[LISTING start]

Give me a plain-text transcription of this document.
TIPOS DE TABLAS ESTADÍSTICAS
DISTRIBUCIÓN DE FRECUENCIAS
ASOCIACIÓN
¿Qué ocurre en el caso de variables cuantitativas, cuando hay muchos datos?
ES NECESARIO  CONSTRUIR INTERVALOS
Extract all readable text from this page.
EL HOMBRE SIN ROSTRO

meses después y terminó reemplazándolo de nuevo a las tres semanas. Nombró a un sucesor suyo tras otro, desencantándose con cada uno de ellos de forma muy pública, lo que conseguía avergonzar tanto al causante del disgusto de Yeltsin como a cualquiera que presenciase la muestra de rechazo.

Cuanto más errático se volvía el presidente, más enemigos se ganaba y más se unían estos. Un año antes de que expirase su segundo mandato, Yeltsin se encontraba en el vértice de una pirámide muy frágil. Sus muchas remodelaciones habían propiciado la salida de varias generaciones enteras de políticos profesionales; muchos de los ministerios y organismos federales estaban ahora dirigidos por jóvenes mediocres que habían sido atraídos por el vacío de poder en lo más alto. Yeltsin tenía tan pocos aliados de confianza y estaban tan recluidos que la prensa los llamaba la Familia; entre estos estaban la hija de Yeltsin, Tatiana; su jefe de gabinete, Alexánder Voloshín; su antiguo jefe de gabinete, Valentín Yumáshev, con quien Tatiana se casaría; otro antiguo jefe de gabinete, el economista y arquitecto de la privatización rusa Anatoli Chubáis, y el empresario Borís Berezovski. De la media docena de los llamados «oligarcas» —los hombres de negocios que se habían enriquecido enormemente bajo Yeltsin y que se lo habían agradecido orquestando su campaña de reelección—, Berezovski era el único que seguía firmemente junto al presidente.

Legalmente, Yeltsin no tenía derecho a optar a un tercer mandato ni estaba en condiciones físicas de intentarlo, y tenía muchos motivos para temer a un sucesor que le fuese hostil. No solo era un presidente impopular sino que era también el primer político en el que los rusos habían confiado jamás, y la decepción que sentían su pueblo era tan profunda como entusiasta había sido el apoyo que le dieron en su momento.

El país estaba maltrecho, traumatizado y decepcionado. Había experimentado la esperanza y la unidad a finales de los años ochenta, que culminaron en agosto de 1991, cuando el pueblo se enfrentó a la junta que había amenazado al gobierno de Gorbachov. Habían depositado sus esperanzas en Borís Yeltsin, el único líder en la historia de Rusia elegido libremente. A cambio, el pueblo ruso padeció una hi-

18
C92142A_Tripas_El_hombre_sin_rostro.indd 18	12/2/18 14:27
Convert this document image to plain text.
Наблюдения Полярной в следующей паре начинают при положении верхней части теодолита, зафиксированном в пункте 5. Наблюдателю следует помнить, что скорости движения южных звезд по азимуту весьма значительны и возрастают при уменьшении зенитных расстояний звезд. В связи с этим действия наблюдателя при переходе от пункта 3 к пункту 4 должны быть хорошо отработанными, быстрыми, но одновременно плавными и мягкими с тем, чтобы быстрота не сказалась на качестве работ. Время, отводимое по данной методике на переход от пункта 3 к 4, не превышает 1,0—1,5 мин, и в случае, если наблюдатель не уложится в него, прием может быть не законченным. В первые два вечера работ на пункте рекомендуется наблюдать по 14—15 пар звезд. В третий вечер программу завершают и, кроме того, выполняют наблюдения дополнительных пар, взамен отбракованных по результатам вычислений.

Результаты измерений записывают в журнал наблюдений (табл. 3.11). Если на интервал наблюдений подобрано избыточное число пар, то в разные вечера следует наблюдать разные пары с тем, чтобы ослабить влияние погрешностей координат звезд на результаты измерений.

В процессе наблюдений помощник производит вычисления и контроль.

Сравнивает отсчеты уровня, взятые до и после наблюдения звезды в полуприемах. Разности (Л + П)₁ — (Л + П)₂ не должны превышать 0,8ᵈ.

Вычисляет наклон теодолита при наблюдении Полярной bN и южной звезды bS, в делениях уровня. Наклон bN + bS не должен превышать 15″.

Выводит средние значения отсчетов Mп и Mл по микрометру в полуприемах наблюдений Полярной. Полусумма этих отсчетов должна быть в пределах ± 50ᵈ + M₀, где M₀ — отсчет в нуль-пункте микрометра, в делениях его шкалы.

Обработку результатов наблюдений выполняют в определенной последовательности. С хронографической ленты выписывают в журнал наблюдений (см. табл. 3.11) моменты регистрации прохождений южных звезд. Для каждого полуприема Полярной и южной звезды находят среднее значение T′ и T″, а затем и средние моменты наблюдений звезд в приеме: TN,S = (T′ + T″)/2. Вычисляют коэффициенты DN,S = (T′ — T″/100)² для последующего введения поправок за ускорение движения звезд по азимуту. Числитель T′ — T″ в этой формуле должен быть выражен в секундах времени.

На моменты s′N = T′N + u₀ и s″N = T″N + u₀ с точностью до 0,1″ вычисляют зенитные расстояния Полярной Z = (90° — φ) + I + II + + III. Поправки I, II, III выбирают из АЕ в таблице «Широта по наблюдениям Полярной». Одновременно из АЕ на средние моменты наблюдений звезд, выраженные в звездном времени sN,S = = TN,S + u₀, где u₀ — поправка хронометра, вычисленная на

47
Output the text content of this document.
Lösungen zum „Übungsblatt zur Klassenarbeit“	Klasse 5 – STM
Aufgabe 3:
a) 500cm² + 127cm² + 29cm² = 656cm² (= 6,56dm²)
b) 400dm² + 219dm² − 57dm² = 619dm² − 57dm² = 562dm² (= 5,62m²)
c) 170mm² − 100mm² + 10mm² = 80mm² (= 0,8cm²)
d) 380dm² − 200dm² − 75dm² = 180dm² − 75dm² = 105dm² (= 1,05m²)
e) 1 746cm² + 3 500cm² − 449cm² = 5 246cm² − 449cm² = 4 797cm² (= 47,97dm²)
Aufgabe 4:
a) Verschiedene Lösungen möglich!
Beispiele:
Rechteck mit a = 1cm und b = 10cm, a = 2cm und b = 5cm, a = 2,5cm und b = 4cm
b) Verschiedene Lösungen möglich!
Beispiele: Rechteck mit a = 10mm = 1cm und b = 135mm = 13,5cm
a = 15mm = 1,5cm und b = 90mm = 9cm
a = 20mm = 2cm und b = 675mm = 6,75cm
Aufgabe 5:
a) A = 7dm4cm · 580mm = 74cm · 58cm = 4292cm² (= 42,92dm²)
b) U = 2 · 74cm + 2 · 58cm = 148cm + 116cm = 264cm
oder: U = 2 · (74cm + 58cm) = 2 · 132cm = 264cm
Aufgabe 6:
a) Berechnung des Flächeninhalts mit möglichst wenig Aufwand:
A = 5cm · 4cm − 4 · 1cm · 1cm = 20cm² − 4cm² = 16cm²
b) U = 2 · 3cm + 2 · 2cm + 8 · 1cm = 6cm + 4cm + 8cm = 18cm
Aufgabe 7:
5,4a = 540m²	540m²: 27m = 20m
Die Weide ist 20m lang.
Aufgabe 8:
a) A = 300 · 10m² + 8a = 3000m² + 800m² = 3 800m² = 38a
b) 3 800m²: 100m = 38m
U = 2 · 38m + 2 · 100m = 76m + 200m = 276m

[LISTING end]

*THE PROBLEM*:
Output the records above in their entirety, exactly.

*WRITTEN RESPONSE*:
Give me a plain-text transcription of this document.
TIPOS DE TABLAS ESTADÍSTICAS
DISTRIBUCIÓN DE FRECUENCIAS
ASOCIACIÓN
¿Qué ocurre en el caso de variables cuantitativas, cuando hay muchos datos?
ES NECESARIO  CONSTRUIR INTERVALOS
Extract all readable text from this page.
EL HOMBRE SIN ROSTRO

meses después y terminó reemplazándolo de nuevo a las tres semanas. Nombró a un sucesor suyo tras otro, desencantándose con cada uno de ellos de forma muy pública, lo que conseguía avergonzar tanto al causante del disgusto de Yeltsin como a cualquiera que presenciase la muestra de rechazo.

Cuanto más errático se volvía el presidente, más enemigos se ganaba y más se unían estos. Un año antes de que expirase su segundo mandato, Yeltsin se encontraba en el vértice de una pirámide muy frágil. Sus muchas remodelaciones habían propiciado la salida de varias generaciones enteras de políticos profesionales; muchos de los ministerios y organismos federales estaban ahora dirigidos por jóvenes mediocres que habían sido atraídos por el vacío de poder en lo más alto. Yeltsin tenía tan pocos aliados de confianza y estaban tan recluidos que la prensa los llamaba la Familia; entre estos estaban la hija de Yeltsin, Tatiana; su jefe de gabinete, Alexánder Voloshín; su antiguo jefe de gabinete, Valentín Yumáshev, con quien Tatiana se casaría; otro antiguo jefe de gabinete, el economista y arquitecto de la privatización rusa Anatoli Chubáis, y el empresario Borís Berezovski. De la media docena de los llamados «oligarcas» —los hombres de negocios que se habían enriquecido enormemente bajo Yeltsin y que se lo habían agradecido orquestando su campaña de reelección—, Berezovski era el único que seguía firmemente junto al presidente.

Legalmente, Yeltsin no tenía derecho a optar a un tercer mandato ni estaba en condiciones físicas de intentarlo, y tenía muchos motivos para temer a un sucesor que le fuese hostil. No solo era un presidente impopular sino que era también el primer político en el que los rusos habían confiado jamás, y la decepción que sentían su pueblo era tan profunda como entusiasta había sido el apoyo que le dieron en su momento.

El país estaba maltrecho, traumatizado y decepcionado. Había experimentado la esperanza y la unidad a finales de los años ochenta, que culminaron en agosto de 1991, cuando el pueblo se enfrentó a la junta que había amenazado al gobierno de Gorbachov. Habían depositado sus esperanzas en Borís Yeltsin, el único líder en la historia de Rusia elegido libremente. A cambio, el pueblo ruso padeció una hi-

18
C92142A_Tripas_El_hombre_sin_rostro.indd 18	12/2/18 14:27
Convert this document image to plain text.
Наблюдения Полярной в следующей паре начинают при положении верхней части теодолита, зафиксированном в пункте 5. Наблюдателю следует помнить, что скорости движения южных звезд по азимуту весьма значительны и возрастают при уменьшении зенитных расстояний звезд. В связи с этим действия наблюдателя при переходе от пункта 3 к пункту 4 должны быть хорошо отработанными, быстрыми, но одновременно плавными и мягкими с тем, чтобы быстрота не сказалась на качестве работ. Время, отводимое по данной методике на переход от пункта 3 к 4, не превышает 1,0—1,5 мин, и в случае, если наблюдатель не уложится в него, прием может быть не законченным. В первые два вечера работ на пункте рекомендуется наблюдать по 14—15 пар звезд. В третий вечер программу завершают и, кроме того, выполняют наблюдения дополнительных пар, взамен отбракованных по результатам вычислений.

Результаты измерений записывают в журнал наблюдений (табл. 3.11). Если на интервал наблюдений подобрано избыточное число пар, то в разные вечера следует наблюдать разные пары с тем, чтобы ослабить влияние погрешностей координат звезд на результаты измерений.

В процессе наблюдений помощник производит вычисления и контроль.

Сравнивает отсчеты уровня, взятые до и после наблюдения звезды в полуприемах. Разности (Л + П)₁ — (Л + П)₂ не должны превышать 0,8ᵈ.

Вычисляет наклон теодолита при наблюдении Полярной bN и южной звезды bS, в делениях уровня. Наклон bN + bS не должен превышать 15″.

Выводит средние значения отсчетов Mп и Mл по микрометру в полуприемах наблюдений Полярной. Полусумма этих отсчетов должна быть в пределах ± 50ᵈ + M₀, где M₀ — отсчет в нуль-пункте микрометра, в делениях его шкалы.

Обработку результатов наблюдений выполняют в определенной последовательности. С хронографической ленты выписывают в журнал наблюдений (см. табл. 3.11) моменты регистрации прохождений южных звезд. Для каждого полуприема Полярной и южной звезды находят среднее значение T′ и T″, а затем и средние моменты наблюдений звезд в приеме: TN,S = (T′ + T″)/2. Вычисляют коэффициенты DN,S = (T′ — T″/100)² для последующего введения поправок за ускорение движения звезд по азимуту. Числитель T′ — T″ в этой формуле должен быть выражен в секундах времени.

На моменты s′N = T′N + u₀ и s″N = T″N + u₀ с точностью до 0,1″ вычисляют зенитные расстояния Полярной Z = (90° — φ) + I + II + + III. Поправки I, II, III выбирают из АЕ в таблице «Широта по наблюдениям Полярной». Одновременно из АЕ на средние моменты наблюдений звезд, выраженные в звездном времени sN,S = = TN,S + u₀, где u₀ — поправка хронометра, вычисленная на

47
Output the text content of this document.
Lösungen zum „Übungsblatt zur Klassenarbeit“	Klasse 5 – STM
Aufgabe 3:
a) 500cm² + 127cm² + 29cm² = 656cm² (= 6,56dm²)
b) 400dm² + 219dm² − 57dm² = 619dm² − 57dm² = 562dm² (= 5,62m²)
c) 170mm² − 100mm² + 10mm² = 80mm² (= 0,8cm²)
d) 380dm² − 200dm² − 75dm² = 180dm² − 75dm² = 105dm² (= 1,05m²)
e) 1 746cm² + 3 500cm² − 449cm² = 5 246cm² − 449cm² = 4 797cm² (= 47,97dm²)
Aufgabe 4:
a) Verschiedene Lösungen möglich!
Beispiele:
Rechteck mit a = 1cm und b = 10cm, a = 2cm und b = 5cm, a = 2,5cm und b = 4cm
b) Verschiedene Lösungen möglich!
Beispiele: Rechteck mit a = 10mm = 1cm und b = 135mm = 13,5cm
a = 15mm = 1,5cm und b = 90mm = 9cm
a = 20mm = 2cm und b = 675mm = 6,75cm
Aufgabe 5:
a) A = 7dm4cm · 580mm = 74cm · 58cm = 4292cm² (= 42,92dm²)
b) U = 2 · 74cm + 2 · 58cm = 148cm + 116cm = 264cm
oder: U = 2 · (74cm + 58cm) = 2 · 132cm = 264cm
Aufgabe 6:
a) Berechnung des Flächeninhalts mit möglichst wenig Aufwand:
A = 5cm · 4cm − 4 · 1cm · 1cm = 20cm² − 4cm² = 16cm²
b) U = 2 · 3cm + 2 · 2cm + 8 · 1cm = 6cm + 4cm + 8cm = 18cm
Aufgabe 7:
5,4a = 540m²	540m²: 27m = 20m
Die Weide ist 20m lang.
Aufgabe 8:
a) A = 300 · 10m² + 8a = 3000m² + 800m² = 3 800m² = 38a
b) 3 800m²: 100m = 38m
U = 2 · 38m + 2 · 100m = 76m + 200m = 276m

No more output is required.